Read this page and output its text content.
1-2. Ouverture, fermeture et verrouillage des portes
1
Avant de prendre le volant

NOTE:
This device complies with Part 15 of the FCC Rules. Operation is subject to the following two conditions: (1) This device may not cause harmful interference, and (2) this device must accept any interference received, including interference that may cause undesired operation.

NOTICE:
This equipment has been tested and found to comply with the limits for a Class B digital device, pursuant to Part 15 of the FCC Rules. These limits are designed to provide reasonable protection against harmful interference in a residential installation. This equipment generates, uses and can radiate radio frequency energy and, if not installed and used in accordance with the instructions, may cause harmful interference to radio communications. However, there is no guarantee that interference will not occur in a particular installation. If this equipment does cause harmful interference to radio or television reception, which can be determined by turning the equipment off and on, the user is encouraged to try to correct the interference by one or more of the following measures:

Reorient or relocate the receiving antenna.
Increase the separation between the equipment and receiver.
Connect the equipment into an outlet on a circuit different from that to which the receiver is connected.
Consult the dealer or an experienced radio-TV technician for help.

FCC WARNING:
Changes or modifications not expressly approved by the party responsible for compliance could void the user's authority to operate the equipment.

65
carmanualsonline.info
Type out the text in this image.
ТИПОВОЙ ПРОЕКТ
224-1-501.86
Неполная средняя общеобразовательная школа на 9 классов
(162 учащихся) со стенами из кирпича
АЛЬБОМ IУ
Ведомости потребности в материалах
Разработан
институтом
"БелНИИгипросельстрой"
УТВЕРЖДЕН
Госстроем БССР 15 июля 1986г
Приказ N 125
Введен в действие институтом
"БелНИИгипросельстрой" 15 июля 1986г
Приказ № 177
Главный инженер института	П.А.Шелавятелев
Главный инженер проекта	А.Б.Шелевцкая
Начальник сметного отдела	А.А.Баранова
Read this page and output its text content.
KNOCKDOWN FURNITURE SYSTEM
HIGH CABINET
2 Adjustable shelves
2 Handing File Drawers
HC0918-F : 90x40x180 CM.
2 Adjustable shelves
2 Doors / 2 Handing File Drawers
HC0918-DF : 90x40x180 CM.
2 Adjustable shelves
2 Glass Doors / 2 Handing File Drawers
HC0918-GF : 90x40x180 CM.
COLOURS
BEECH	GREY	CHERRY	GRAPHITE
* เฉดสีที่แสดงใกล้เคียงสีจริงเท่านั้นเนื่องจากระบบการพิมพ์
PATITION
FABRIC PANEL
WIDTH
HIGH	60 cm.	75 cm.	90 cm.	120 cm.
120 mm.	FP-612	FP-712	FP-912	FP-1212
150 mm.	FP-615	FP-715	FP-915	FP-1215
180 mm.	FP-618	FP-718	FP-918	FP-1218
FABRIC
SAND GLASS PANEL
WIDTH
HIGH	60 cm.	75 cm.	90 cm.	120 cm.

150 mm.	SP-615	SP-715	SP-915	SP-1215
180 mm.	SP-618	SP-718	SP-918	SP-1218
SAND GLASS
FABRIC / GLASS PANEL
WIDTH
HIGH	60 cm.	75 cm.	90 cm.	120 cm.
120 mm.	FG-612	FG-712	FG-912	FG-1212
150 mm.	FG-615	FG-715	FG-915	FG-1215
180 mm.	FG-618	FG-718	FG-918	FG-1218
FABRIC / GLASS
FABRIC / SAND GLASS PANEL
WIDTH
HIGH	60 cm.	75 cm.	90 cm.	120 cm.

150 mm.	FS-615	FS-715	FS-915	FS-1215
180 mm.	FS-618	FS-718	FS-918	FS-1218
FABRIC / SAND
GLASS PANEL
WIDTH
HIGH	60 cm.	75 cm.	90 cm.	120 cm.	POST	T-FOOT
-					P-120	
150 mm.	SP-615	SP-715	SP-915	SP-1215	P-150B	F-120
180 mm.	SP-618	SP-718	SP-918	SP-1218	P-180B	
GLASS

◆ ◆ ◆ ◆

• Short problem
Gather each line in the data that holds the string "SAND".

• Result of the exercise
SAND GLASS PANEL
SAND GLASS
FABRIC / SAND GLASS PANEL
FABRIC / SAND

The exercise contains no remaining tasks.